→ Problem details
Copy down every line where the string "Please" shows up.

→ Excerpted records
════════════════

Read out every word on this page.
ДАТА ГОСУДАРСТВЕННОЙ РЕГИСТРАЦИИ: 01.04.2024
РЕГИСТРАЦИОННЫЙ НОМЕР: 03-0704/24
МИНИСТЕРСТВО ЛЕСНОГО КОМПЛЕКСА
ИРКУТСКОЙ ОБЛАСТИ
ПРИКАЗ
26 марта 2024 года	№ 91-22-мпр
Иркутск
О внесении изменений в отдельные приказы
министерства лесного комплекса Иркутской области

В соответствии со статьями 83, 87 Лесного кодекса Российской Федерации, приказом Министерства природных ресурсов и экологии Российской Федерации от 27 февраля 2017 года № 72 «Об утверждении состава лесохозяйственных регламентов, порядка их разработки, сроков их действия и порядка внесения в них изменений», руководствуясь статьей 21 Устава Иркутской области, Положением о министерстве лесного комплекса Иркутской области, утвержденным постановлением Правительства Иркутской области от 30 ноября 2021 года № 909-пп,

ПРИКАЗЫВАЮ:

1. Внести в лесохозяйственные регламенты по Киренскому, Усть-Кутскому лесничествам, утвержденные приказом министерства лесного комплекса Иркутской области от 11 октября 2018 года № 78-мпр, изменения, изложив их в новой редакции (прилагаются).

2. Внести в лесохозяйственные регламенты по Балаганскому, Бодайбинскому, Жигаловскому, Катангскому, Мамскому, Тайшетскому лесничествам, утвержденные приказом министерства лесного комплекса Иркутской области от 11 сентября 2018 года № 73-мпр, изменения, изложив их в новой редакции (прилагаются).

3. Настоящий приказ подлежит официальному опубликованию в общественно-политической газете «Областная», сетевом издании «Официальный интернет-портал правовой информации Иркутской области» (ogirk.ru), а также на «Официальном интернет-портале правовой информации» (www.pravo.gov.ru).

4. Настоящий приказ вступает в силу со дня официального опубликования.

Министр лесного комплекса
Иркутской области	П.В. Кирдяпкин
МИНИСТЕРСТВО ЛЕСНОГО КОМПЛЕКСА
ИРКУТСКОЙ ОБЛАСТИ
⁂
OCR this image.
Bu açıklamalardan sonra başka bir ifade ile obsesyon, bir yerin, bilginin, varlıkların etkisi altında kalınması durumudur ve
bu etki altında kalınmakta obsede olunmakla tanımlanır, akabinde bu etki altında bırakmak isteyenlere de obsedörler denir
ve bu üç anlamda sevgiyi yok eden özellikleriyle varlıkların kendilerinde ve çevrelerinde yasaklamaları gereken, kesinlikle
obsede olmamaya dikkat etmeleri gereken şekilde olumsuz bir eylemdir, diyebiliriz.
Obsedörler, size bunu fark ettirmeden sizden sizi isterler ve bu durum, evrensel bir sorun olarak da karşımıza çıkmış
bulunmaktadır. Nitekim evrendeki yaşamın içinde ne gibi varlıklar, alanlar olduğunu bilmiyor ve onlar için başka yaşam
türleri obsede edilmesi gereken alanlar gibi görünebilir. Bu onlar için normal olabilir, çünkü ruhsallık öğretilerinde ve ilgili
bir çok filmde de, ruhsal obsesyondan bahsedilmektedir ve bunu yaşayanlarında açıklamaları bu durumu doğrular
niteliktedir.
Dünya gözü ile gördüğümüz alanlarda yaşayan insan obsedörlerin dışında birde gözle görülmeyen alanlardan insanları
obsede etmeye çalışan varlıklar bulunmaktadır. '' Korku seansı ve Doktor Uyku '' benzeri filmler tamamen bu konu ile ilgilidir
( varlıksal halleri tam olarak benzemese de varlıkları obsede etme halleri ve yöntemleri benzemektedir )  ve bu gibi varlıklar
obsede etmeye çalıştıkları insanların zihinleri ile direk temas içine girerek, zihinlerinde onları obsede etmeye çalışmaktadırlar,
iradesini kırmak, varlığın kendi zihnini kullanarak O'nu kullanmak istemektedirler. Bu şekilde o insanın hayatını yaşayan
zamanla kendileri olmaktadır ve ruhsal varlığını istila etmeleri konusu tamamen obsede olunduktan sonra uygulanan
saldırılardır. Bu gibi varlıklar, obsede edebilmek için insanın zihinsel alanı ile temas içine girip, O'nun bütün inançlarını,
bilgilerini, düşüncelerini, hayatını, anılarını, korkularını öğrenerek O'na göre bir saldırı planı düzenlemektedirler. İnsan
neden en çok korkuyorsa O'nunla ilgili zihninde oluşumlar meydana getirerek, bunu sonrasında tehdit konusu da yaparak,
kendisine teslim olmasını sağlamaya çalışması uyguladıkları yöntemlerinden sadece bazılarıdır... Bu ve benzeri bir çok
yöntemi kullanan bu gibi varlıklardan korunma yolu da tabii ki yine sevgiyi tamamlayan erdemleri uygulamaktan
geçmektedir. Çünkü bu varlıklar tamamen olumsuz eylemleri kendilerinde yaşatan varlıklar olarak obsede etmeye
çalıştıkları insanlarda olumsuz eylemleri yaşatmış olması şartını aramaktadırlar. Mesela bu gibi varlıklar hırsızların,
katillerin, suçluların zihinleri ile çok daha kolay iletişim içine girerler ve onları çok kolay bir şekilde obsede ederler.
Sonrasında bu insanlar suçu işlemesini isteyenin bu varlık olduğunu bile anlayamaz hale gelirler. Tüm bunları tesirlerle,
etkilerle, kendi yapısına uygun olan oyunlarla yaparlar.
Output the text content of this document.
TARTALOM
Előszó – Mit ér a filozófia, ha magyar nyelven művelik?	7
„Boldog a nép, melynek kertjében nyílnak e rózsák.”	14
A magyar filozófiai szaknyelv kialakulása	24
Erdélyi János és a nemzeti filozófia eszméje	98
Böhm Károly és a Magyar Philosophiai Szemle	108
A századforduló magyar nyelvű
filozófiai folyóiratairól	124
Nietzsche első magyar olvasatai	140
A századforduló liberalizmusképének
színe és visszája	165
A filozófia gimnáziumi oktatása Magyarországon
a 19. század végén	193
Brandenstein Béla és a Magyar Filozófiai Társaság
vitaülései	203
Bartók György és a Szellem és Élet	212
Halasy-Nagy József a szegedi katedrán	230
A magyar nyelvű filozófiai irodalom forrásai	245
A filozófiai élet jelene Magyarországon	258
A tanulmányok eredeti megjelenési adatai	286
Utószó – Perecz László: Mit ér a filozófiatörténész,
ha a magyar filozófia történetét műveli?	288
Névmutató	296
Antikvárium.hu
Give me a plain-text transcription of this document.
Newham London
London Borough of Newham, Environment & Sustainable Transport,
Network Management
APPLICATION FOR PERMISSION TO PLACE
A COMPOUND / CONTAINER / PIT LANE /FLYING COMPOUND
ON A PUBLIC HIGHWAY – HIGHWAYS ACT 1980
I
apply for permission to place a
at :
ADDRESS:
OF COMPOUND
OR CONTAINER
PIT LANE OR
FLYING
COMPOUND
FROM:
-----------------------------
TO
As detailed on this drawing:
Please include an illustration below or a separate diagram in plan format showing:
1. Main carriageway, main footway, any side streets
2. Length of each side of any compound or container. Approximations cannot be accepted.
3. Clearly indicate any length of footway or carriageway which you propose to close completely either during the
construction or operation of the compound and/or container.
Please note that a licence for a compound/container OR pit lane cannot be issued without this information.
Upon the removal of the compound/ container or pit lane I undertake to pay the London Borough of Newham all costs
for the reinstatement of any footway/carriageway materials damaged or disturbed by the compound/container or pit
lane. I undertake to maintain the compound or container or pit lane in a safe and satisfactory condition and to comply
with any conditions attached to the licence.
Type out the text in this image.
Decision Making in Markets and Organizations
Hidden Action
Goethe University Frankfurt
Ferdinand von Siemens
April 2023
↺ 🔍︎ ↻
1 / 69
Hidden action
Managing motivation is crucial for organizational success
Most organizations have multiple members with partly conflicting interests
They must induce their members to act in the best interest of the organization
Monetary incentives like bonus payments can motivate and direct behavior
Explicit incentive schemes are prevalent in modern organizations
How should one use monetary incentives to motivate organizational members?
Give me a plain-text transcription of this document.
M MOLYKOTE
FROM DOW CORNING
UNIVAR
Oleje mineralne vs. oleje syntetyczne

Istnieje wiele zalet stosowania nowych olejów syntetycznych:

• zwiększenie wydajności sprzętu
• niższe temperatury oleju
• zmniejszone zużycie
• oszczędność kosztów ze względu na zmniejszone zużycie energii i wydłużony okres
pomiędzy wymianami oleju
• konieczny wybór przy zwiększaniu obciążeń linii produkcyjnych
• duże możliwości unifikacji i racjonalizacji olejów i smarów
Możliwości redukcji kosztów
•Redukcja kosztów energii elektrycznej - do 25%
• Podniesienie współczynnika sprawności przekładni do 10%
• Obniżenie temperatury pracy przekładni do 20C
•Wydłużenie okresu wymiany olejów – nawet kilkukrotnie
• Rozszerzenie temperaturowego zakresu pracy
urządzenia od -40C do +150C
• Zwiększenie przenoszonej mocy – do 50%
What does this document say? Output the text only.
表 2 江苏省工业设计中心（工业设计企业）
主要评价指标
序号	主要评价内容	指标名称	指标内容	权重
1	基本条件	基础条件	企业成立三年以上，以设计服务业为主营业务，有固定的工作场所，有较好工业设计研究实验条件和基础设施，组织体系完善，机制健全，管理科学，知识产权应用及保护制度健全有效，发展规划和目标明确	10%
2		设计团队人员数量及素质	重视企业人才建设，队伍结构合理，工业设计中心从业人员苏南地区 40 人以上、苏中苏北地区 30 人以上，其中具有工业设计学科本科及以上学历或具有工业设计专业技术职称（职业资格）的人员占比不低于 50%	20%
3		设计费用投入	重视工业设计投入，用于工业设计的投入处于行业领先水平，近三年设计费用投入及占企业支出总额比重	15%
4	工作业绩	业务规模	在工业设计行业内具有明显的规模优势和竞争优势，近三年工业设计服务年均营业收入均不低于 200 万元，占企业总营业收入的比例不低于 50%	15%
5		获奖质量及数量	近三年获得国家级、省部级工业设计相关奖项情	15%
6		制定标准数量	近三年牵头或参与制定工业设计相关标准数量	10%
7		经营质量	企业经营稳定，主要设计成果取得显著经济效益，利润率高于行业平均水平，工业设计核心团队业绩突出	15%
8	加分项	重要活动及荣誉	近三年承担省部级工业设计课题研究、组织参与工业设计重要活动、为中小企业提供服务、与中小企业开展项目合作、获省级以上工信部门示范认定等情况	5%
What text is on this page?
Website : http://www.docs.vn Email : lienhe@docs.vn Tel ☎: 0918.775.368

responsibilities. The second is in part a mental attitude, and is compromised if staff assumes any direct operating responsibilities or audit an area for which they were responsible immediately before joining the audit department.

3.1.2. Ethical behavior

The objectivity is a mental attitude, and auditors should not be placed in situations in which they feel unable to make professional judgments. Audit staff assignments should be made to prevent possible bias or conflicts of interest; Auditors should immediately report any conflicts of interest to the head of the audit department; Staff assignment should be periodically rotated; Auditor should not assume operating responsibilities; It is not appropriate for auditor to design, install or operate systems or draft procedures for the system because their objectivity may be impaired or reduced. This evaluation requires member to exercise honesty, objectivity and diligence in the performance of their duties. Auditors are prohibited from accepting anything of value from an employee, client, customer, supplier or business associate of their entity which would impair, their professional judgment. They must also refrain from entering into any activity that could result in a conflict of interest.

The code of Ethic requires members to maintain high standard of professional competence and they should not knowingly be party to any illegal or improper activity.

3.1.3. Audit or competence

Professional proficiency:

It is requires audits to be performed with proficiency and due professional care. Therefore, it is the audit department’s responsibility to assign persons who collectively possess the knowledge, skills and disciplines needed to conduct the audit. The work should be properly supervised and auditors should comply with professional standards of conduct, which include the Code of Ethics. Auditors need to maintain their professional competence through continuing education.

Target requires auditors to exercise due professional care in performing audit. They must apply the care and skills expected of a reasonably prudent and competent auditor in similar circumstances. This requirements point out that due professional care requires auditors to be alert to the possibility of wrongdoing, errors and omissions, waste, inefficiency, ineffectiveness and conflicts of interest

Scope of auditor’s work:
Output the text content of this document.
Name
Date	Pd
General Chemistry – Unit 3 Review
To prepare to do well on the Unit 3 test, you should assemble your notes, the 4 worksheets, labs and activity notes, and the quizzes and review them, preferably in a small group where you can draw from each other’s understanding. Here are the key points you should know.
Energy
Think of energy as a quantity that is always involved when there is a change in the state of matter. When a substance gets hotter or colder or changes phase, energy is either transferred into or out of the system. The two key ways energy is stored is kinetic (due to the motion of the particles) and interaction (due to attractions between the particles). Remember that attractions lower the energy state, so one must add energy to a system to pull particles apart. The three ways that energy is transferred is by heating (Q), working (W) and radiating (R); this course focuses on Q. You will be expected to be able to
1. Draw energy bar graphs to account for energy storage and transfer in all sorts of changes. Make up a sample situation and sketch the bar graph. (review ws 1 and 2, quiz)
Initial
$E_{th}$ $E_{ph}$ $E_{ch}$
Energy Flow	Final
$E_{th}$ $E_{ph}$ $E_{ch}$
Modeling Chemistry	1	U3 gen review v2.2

════════════════

→ Exercise output
Please include an illustration below or a separate diagram in plan format showing:
Please note that a licence for a compound/container OR pit lane cannot be issued without this information.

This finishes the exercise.